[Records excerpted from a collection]

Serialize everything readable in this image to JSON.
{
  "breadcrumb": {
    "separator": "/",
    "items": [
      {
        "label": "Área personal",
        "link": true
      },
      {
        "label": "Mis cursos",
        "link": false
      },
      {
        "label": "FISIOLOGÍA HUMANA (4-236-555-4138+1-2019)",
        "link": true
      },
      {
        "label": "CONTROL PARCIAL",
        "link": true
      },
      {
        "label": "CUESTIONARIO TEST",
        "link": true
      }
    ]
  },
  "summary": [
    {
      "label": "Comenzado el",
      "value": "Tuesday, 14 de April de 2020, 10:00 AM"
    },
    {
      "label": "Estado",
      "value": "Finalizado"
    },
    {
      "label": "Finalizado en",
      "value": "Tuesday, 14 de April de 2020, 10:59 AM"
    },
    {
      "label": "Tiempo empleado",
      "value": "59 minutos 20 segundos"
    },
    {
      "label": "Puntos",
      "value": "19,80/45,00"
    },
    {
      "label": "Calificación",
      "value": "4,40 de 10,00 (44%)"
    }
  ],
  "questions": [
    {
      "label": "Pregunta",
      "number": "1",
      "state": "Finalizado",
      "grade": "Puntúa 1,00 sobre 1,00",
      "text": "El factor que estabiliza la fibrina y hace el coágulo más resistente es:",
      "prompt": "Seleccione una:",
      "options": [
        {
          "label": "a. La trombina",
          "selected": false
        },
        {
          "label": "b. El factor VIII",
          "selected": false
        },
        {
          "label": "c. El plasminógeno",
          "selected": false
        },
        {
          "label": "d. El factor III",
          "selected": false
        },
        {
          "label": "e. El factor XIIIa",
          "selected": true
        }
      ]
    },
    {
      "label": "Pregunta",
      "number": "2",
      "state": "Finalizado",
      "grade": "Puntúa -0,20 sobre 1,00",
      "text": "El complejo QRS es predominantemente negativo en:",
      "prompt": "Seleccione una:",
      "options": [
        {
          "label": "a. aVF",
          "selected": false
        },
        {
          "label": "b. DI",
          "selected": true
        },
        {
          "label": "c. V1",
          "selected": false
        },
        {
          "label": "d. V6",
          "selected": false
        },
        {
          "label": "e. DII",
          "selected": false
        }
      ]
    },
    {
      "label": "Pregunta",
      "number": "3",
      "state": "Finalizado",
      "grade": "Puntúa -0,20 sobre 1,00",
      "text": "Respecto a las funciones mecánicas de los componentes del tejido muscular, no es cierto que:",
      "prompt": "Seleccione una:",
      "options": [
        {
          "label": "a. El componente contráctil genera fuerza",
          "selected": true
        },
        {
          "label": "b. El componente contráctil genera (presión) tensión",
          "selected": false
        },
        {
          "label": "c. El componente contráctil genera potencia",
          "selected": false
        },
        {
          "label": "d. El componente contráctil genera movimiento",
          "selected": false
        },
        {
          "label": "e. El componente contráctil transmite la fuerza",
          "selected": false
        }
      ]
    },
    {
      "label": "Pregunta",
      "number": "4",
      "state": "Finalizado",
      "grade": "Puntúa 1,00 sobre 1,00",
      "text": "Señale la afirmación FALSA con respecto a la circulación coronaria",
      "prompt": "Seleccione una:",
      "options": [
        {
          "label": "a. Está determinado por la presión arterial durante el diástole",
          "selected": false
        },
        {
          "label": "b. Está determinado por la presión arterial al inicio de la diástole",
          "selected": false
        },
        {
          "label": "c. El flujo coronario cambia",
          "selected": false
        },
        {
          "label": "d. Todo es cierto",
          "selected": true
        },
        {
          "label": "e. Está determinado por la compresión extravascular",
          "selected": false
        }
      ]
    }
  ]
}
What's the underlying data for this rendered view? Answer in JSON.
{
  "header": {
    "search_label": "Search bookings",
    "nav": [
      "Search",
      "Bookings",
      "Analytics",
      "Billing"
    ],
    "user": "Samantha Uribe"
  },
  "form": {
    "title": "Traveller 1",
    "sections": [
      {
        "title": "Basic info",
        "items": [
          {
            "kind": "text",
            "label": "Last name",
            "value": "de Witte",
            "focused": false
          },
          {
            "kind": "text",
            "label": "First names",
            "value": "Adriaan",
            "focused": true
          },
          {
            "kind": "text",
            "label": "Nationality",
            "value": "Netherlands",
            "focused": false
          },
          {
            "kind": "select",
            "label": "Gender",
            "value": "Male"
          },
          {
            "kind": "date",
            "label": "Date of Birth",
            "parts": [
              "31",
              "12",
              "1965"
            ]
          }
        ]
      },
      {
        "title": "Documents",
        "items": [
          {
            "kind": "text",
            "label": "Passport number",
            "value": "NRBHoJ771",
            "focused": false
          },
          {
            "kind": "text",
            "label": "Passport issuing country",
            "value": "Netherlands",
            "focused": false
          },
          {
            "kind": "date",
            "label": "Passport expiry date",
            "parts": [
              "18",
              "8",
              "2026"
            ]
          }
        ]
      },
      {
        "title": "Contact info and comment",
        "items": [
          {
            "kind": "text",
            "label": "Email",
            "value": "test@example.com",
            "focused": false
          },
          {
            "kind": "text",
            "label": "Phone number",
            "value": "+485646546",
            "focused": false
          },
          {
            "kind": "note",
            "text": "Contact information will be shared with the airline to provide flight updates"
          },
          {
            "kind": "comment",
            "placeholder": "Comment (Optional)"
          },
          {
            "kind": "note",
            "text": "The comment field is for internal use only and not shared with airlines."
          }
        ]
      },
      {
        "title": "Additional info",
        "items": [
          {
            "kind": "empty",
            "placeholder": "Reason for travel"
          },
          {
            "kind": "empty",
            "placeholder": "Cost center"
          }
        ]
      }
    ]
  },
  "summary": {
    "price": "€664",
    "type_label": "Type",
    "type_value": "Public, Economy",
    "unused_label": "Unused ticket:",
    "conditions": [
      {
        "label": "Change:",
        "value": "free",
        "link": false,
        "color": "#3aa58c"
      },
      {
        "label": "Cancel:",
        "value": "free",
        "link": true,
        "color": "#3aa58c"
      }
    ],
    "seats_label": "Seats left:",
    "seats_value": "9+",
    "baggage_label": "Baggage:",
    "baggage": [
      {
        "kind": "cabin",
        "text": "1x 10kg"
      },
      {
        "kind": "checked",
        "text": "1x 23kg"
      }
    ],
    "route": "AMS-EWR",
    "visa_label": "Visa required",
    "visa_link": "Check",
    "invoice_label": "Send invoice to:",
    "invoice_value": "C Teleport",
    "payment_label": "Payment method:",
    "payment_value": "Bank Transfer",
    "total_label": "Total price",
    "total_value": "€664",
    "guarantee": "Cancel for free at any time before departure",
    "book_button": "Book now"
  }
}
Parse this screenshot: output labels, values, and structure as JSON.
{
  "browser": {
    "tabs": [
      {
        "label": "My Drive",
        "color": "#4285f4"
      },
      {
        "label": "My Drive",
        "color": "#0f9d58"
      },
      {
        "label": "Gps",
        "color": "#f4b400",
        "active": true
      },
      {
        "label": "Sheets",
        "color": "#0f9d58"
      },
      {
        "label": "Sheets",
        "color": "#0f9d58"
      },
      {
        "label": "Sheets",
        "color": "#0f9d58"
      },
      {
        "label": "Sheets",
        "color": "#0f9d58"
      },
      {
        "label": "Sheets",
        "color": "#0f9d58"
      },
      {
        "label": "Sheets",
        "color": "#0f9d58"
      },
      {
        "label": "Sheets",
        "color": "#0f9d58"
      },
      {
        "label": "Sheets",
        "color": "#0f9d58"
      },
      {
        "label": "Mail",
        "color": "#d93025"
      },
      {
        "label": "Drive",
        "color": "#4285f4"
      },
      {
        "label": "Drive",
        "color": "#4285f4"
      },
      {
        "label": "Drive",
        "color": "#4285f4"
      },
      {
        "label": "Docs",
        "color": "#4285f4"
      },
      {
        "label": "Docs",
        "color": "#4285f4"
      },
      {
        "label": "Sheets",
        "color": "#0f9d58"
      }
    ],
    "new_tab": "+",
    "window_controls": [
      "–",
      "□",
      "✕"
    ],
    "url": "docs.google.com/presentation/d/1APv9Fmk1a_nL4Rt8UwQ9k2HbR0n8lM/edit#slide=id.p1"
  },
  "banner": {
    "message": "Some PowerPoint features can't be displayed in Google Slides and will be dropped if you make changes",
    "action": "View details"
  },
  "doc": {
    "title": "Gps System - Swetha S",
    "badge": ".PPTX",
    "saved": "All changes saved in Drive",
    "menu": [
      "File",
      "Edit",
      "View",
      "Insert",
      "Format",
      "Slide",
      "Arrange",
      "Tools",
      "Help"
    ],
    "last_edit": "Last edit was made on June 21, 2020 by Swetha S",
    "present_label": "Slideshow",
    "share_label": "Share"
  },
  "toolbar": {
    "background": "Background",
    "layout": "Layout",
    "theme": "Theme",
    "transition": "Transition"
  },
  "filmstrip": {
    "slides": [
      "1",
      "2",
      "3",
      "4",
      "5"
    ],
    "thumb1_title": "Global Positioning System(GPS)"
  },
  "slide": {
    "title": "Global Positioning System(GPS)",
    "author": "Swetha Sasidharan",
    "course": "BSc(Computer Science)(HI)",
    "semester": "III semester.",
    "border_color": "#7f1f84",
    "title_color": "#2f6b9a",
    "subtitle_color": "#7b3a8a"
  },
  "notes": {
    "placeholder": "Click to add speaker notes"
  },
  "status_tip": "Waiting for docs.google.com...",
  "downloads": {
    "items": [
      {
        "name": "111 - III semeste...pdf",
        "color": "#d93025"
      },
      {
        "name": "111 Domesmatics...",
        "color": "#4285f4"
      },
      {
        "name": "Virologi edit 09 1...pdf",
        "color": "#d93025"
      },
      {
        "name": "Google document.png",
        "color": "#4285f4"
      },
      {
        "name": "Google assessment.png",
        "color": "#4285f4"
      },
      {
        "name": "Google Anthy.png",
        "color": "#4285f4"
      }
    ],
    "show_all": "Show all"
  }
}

▶ [STATED TASK]:
Gather up the lines that contain the word "placeholder".

▶ [FULL OUTPUT]:
            "placeholder": "Comment (Optional)"
            "placeholder": "Reason for travel"
            "placeholder": "Cost center"
    "placeholder": "Click to add speaker notes"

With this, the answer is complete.